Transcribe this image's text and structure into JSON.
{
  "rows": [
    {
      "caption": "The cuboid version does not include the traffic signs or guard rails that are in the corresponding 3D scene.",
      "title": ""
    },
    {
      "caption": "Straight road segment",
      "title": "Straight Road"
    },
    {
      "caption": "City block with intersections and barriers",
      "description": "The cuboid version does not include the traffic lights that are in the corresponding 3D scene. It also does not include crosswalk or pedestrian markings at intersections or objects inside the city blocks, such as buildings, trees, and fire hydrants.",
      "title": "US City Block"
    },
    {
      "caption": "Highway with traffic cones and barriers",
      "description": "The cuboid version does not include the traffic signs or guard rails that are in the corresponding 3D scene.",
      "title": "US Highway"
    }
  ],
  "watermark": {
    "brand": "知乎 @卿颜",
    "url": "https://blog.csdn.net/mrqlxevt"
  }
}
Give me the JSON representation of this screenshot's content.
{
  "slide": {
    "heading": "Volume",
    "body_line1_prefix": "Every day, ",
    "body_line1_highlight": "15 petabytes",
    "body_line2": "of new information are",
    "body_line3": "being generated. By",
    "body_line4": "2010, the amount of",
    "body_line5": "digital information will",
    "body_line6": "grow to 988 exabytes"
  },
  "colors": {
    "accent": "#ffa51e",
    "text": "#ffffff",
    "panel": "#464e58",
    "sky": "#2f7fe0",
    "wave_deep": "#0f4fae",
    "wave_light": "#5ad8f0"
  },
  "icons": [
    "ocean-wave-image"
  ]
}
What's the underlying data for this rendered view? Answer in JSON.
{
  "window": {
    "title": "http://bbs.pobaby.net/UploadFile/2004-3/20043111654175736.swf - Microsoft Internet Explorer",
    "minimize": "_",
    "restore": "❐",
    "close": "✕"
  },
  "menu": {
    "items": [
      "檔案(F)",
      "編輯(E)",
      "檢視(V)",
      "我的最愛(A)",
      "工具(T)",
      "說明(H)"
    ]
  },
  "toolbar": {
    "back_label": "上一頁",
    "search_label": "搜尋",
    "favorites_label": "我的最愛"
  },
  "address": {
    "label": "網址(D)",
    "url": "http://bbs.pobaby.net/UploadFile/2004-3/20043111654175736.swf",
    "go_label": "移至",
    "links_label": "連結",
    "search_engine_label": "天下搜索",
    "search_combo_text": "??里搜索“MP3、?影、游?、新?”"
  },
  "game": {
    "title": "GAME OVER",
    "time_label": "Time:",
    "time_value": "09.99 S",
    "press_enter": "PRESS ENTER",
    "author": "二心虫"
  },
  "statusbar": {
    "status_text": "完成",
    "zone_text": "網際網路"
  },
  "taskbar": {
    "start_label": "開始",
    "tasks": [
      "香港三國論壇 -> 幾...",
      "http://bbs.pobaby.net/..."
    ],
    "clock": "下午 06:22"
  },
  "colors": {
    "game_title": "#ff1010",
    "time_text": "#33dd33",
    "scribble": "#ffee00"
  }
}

What to produce | Copy every line that contains the string "this".

Full solution |
Transcribe this image's text and structure into JSON.
Give me the JSON representation of this screenshot's content.
What's the underlying data for this rendered view? Answer in JSON.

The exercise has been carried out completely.